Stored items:

----------

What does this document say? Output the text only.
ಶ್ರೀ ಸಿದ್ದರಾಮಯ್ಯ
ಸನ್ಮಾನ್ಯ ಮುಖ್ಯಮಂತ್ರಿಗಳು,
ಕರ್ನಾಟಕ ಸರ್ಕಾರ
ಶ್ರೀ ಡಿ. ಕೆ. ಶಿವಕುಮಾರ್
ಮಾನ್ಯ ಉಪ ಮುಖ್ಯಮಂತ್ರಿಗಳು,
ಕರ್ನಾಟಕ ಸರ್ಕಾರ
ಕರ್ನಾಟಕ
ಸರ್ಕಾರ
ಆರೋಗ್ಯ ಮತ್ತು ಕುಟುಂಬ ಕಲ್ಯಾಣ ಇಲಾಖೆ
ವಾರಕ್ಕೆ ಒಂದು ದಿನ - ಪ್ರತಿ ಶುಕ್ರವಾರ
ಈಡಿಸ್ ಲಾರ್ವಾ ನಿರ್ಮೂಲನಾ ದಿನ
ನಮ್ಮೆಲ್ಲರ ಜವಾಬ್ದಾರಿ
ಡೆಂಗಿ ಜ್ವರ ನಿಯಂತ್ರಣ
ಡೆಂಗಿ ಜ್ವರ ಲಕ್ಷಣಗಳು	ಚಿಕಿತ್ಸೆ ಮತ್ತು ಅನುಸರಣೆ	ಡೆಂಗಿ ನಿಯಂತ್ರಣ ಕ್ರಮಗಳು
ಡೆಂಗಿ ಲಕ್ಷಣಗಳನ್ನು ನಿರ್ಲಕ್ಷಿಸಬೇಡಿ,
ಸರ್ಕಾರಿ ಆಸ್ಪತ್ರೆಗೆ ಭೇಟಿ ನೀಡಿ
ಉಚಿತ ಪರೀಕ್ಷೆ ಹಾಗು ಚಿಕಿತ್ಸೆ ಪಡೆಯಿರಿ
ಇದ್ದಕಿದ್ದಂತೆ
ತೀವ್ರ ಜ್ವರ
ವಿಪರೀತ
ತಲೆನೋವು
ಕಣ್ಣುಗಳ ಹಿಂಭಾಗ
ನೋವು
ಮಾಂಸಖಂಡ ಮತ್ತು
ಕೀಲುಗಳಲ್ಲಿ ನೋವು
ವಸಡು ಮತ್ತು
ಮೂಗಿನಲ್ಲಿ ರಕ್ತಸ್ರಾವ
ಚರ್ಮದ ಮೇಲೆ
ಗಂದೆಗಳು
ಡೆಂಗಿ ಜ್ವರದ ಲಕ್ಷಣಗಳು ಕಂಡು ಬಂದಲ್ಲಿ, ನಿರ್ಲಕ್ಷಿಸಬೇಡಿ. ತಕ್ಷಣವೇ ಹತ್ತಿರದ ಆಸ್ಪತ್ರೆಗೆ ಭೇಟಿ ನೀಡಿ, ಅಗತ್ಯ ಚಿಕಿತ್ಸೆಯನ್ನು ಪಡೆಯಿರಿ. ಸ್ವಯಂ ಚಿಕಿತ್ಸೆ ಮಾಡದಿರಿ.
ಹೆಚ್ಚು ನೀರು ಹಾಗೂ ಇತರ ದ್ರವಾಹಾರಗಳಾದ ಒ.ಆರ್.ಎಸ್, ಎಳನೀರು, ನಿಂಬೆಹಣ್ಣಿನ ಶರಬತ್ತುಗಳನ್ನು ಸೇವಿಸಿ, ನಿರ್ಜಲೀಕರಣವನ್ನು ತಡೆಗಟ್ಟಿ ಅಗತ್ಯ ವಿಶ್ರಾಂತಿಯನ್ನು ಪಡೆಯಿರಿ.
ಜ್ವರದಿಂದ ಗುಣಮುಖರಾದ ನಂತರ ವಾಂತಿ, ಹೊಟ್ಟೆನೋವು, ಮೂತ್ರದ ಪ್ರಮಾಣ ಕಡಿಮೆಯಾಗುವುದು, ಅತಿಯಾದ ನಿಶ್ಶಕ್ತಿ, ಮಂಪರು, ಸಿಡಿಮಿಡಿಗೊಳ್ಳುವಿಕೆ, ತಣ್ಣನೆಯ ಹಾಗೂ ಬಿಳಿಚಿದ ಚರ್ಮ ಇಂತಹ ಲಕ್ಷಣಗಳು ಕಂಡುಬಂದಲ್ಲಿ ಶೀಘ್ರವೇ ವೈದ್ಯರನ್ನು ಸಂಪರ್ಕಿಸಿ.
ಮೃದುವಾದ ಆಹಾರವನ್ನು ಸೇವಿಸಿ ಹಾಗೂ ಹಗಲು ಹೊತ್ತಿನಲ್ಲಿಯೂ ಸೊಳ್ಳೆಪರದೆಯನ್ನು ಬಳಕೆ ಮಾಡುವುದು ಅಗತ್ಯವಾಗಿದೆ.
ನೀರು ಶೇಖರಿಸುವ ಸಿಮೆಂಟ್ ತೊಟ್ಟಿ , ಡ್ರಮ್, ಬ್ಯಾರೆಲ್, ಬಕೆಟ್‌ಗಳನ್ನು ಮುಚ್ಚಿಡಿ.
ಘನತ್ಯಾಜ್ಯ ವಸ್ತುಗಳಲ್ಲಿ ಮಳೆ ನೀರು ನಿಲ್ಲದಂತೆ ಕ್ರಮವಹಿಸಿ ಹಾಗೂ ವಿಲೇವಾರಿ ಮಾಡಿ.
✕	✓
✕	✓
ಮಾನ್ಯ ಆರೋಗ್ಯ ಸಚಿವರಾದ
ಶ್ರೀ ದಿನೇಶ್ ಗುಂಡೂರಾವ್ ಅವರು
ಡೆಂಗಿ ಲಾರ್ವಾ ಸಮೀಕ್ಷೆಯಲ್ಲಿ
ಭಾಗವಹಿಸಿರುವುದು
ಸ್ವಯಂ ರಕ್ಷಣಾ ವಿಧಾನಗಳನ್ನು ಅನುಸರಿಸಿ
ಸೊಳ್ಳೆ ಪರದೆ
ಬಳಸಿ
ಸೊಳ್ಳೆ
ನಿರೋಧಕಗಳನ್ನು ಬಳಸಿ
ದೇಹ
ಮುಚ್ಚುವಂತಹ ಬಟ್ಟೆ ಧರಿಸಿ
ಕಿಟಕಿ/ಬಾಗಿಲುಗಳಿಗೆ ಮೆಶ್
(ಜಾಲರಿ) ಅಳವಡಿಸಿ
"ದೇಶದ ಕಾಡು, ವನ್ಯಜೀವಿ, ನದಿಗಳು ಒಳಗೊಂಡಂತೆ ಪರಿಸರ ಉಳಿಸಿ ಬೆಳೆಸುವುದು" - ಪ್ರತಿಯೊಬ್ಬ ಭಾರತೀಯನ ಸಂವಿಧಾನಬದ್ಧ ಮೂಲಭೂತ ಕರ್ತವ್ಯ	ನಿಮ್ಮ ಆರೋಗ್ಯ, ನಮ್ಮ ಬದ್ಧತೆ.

----------

§ EXERCISE GOAL:
Exactly reproduce every line of the records.

§ COMPLETED EXERCISE:
What does this document say? Output the text only.
ಶ್ರೀ ಸಿದ್ದರಾಮಯ್ಯ
ಸನ್ಮಾನ್ಯ ಮುಖ್ಯಮಂತ್ರಿಗಳು,
ಕರ್ನಾಟಕ ಸರ್ಕಾರ
ಶ್ರೀ ಡಿ. ಕೆ. ಶಿವಕುಮಾರ್
ಮಾನ್ಯ ಉಪ ಮುಖ್ಯಮಂತ್ರಿಗಳು,
ಕರ್ನಾಟಕ ಸರ್ಕಾರ
ಕರ್ನಾಟಕ
ಸರ್ಕಾರ
ಆರೋಗ್ಯ ಮತ್ತು ಕುಟುಂಬ ಕಲ್ಯಾಣ ಇಲಾಖೆ
ವಾರಕ್ಕೆ ಒಂದು ದಿನ - ಪ್ರತಿ ಶುಕ್ರವಾರ
ಈಡಿಸ್ ಲಾರ್ವಾ ನಿರ್ಮೂಲನಾ ದಿನ
ನಮ್ಮೆಲ್ಲರ ಜವಾಬ್ದಾರಿ
ಡೆಂಗಿ ಜ್ವರ ನಿಯಂತ್ರಣ
ಡೆಂಗಿ ಜ್ವರ ಲಕ್ಷಣಗಳು	ಚಿಕಿತ್ಸೆ ಮತ್ತು ಅನುಸರಣೆ	ಡೆಂಗಿ ನಿಯಂತ್ರಣ ಕ್ರಮಗಳು
ಡೆಂಗಿ ಲಕ್ಷಣಗಳನ್ನು ನಿರ್ಲಕ್ಷಿಸಬೇಡಿ,
ಸರ್ಕಾರಿ ಆಸ್ಪತ್ರೆಗೆ ಭೇಟಿ ನೀಡಿ
ಉಚಿತ ಪರೀಕ್ಷೆ ಹಾಗು ಚಿಕಿತ್ಸೆ ಪಡೆಯಿರಿ
ಇದ್ದಕಿದ್ದಂತೆ
ತೀವ್ರ ಜ್ವರ
ವಿಪರೀತ
ತಲೆನೋವು
ಕಣ್ಣುಗಳ ಹಿಂಭಾಗ
ನೋವು
ಮಾಂಸಖಂಡ ಮತ್ತು
ಕೀಲುಗಳಲ್ಲಿ ನೋವು
ವಸಡು ಮತ್ತು
ಮೂಗಿನಲ್ಲಿ ರಕ್ತಸ್ರಾವ
ಚರ್ಮದ ಮೇಲೆ
ಗಂದೆಗಳು
ಡೆಂಗಿ ಜ್ವರದ ಲಕ್ಷಣಗಳು ಕಂಡು ಬಂದಲ್ಲಿ, ನಿರ್ಲಕ್ಷಿಸಬೇಡಿ. ತಕ್ಷಣವೇ ಹತ್ತಿರದ ಆಸ್ಪತ್ರೆಗೆ ಭೇಟಿ ನೀಡಿ, ಅಗತ್ಯ ಚಿಕಿತ್ಸೆಯನ್ನು ಪಡೆಯಿರಿ. ಸ್ವಯಂ ಚಿಕಿತ್ಸೆ ಮಾಡದಿರಿ.
ಹೆಚ್ಚು ನೀರು ಹಾಗೂ ಇತರ ದ್ರವಾಹಾರಗಳಾದ ಒ.ಆರ್.ಎಸ್, ಎಳನೀರು, ನಿಂಬೆಹಣ್ಣಿನ ಶರಬತ್ತುಗಳನ್ನು ಸೇವಿಸಿ, ನಿರ್ಜಲೀಕರಣವನ್ನು ತಡೆಗಟ್ಟಿ ಅಗತ್ಯ ವಿಶ್ರಾಂತಿಯನ್ನು ಪಡೆಯಿರಿ.
ಜ್ವರದಿಂದ ಗುಣಮುಖರಾದ ನಂತರ ವಾಂತಿ, ಹೊಟ್ಟೆನೋವು, ಮೂತ್ರದ ಪ್ರಮಾಣ ಕಡಿಮೆಯಾಗುವುದು, ಅತಿಯಾದ ನಿಶ್ಶಕ್ತಿ, ಮಂಪರು, ಸಿಡಿಮಿಡಿಗೊಳ್ಳುವಿಕೆ, ತಣ್ಣನೆಯ ಹಾಗೂ ಬಿಳಿಚಿದ ಚರ್ಮ ಇಂತಹ ಲಕ್ಷಣಗಳು ಕಂಡುಬಂದಲ್ಲಿ ಶೀಘ್ರವೇ ವೈದ್ಯರನ್ನು ಸಂಪರ್ಕಿಸಿ.
ಮೃದುವಾದ ಆಹಾರವನ್ನು ಸೇವಿಸಿ ಹಾಗೂ ಹಗಲು ಹೊತ್ತಿನಲ್ಲಿಯೂ ಸೊಳ್ಳೆಪರದೆಯನ್ನು ಬಳಕೆ ಮಾಡುವುದು ಅಗತ್ಯವಾಗಿದೆ.
ನೀರು ಶೇಖರಿಸುವ ಸಿಮೆಂಟ್ ತೊಟ್ಟಿ , ಡ್ರಮ್, ಬ್ಯಾರೆಲ್, ಬಕೆಟ್‌ಗಳನ್ನು ಮುಚ್ಚಿಡಿ.
ಘನತ್ಯಾಜ್ಯ ವಸ್ತುಗಳಲ್ಲಿ ಮಳೆ ನೀರು ನಿಲ್ಲದಂತೆ ಕ್ರಮವಹಿಸಿ ಹಾಗೂ ವಿಲೇವಾರಿ ಮಾಡಿ.
✕	✓
✕	✓
ಮಾನ್ಯ ಆರೋಗ್ಯ ಸಚಿವರಾದ
ಶ್ರೀ ದಿನೇಶ್ ಗುಂಡೂರಾವ್ ಅವರು
ಡೆಂಗಿ ಲಾರ್ವಾ ಸಮೀಕ್ಷೆಯಲ್ಲಿ
ಭಾಗವಹಿಸಿರುವುದು
ಸ್ವಯಂ ರಕ್ಷಣಾ ವಿಧಾನಗಳನ್ನು ಅನುಸರಿಸಿ
ಸೊಳ್ಳೆ ಪರದೆ
ಬಳಸಿ
ಸೊಳ್ಳೆ
ನಿರೋಧಕಗಳನ್ನು ಬಳಸಿ
ದೇಹ
ಮುಚ್ಚುವಂತಹ ಬಟ್ಟೆ ಧರಿಸಿ
ಕಿಟಕಿ/ಬಾಗಿಲುಗಳಿಗೆ ಮೆಶ್
(ಜಾಲರಿ) ಅಳವಡಿಸಿ
"ದೇಶದ ಕಾಡು, ವನ್ಯಜೀವಿ, ನದಿಗಳು ಒಳಗೊಂಡಂತೆ ಪರಿಸರ ಉಳಿಸಿ ಬೆಳೆಸುವುದು" - ಪ್ರತಿಯೊಬ್ಬ ಭಾರತೀಯನ ಸಂವಿಧಾನಬದ್ಧ ಮೂಲಭೂತ ಕರ್ತವ್ಯ	ನಿಮ್ಮ ಆರೋಗ್ಯ, ನಮ್ಮ ಬದ್ಧತೆ.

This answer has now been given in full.